GIVEN INSTRUCTION:
Records follow. Select each line holding "ylabel".

RAW DATA:
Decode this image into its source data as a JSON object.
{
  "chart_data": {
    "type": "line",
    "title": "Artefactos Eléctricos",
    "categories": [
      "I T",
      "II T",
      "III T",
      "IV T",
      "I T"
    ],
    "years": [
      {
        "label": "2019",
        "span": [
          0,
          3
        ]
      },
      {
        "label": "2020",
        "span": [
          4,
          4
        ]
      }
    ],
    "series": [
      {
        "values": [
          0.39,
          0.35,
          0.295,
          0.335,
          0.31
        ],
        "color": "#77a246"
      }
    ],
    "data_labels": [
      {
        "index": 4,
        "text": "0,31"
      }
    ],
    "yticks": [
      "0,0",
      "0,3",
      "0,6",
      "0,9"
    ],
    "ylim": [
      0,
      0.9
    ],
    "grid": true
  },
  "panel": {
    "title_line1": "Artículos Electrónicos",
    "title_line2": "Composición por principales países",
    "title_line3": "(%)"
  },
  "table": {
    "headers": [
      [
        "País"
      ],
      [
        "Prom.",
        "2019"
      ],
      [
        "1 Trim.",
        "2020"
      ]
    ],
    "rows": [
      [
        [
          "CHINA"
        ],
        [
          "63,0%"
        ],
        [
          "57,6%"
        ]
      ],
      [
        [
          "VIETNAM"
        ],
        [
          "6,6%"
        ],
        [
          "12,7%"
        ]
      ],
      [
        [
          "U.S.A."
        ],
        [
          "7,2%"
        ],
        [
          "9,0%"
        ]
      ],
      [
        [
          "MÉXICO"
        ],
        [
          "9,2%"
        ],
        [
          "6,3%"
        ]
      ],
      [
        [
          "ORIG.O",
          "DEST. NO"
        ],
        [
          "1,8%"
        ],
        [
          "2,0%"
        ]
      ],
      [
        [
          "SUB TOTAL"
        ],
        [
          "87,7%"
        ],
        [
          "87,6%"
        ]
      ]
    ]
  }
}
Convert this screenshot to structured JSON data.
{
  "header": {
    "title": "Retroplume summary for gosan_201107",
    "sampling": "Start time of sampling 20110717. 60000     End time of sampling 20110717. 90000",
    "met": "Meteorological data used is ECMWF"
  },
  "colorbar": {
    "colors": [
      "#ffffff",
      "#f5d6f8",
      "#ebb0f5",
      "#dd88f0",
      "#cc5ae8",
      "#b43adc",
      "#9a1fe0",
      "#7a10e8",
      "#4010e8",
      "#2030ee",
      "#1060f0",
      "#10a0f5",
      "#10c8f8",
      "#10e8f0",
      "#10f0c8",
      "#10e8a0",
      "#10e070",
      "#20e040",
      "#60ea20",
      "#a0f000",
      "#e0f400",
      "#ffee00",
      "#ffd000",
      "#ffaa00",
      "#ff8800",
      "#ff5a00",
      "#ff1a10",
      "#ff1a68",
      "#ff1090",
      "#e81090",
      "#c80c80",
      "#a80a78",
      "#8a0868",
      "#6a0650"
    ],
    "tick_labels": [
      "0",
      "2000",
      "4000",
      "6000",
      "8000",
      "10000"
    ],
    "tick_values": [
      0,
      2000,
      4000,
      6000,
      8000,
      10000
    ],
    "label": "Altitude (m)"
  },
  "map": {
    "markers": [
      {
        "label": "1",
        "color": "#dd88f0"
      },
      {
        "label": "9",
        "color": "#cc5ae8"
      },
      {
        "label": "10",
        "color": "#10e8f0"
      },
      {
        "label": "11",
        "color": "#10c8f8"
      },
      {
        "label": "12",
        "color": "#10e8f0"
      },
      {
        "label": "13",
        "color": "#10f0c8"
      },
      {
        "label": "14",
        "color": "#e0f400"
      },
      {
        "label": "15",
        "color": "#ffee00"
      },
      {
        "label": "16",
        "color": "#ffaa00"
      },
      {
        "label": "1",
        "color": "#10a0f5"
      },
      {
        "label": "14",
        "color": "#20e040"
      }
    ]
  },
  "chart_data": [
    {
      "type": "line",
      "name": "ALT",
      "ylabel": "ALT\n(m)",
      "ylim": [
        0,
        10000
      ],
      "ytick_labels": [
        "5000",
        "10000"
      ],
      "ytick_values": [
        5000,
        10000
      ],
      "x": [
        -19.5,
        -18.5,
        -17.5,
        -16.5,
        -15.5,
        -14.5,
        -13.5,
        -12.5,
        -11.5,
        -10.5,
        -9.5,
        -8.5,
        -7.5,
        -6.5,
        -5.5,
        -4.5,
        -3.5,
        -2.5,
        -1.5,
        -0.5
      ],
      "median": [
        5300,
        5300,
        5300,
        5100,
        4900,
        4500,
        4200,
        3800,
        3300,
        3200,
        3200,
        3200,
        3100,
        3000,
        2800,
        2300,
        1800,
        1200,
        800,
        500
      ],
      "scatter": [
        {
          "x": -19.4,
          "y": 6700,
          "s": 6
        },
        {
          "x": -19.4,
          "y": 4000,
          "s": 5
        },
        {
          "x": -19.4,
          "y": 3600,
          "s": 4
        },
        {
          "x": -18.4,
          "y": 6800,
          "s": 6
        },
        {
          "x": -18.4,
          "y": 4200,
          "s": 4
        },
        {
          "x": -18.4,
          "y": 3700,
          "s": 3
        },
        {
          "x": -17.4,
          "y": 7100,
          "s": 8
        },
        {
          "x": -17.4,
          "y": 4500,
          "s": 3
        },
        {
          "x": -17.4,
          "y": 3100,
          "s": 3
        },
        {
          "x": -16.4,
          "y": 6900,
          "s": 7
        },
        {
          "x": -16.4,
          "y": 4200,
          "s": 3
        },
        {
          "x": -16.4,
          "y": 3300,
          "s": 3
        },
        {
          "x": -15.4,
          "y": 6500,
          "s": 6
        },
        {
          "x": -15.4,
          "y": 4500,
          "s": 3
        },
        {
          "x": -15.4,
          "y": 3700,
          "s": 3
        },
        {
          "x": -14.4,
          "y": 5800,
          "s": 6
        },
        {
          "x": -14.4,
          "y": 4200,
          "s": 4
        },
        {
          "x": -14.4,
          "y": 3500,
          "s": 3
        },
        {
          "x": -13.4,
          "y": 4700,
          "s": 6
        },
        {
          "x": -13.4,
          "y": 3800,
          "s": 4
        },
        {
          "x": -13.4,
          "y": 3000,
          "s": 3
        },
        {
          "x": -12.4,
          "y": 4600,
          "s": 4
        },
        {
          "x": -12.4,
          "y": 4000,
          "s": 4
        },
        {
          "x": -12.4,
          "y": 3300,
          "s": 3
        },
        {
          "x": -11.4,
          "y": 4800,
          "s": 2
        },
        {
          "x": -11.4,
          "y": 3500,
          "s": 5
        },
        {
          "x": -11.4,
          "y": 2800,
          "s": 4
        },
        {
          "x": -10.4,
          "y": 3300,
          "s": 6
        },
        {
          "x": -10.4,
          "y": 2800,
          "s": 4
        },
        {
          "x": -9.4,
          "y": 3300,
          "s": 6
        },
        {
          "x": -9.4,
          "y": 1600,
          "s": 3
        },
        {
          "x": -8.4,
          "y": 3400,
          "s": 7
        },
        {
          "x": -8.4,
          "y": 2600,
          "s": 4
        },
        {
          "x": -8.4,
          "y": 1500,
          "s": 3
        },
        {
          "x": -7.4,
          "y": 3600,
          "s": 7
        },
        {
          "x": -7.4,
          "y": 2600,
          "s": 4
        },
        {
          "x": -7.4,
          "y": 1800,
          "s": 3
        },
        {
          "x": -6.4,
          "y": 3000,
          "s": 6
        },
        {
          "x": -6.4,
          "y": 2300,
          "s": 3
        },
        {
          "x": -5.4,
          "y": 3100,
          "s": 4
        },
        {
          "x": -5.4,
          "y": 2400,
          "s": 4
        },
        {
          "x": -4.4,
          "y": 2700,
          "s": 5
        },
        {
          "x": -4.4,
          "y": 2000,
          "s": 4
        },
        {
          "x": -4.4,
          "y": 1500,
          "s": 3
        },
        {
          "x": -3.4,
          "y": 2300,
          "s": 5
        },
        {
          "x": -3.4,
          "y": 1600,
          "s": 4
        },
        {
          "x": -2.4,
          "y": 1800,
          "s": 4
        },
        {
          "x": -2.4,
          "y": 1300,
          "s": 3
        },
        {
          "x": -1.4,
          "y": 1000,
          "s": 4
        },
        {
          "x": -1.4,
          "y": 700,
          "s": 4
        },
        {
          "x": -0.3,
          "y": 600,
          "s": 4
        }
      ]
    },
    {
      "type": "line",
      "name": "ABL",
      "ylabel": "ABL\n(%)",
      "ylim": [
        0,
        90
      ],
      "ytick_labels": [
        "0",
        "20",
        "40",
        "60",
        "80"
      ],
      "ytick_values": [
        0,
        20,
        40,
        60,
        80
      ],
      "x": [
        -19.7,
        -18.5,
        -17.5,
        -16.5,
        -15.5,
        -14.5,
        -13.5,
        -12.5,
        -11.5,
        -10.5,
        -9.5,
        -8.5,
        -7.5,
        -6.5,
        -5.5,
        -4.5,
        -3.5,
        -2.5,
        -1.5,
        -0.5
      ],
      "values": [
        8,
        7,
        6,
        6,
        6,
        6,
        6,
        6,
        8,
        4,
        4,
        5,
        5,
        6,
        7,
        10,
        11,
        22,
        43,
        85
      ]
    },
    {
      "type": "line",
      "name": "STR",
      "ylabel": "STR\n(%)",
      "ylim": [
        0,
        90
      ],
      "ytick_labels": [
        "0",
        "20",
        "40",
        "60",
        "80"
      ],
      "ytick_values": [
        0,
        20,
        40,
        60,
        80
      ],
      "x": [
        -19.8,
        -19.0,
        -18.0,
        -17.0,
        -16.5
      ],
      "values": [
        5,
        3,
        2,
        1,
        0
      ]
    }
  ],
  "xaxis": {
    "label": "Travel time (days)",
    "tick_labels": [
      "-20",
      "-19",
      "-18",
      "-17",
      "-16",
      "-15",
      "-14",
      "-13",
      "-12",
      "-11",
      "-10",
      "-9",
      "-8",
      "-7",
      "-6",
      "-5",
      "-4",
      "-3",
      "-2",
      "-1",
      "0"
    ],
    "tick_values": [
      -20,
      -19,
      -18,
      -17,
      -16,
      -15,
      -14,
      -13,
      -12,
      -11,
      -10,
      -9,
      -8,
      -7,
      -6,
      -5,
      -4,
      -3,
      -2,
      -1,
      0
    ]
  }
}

WRITTEN ANSWER:
      "ylabel": "ALT\n(m)",
      "ylabel": "ABL\n(%)",
      "ylabel": "STR\n(%)",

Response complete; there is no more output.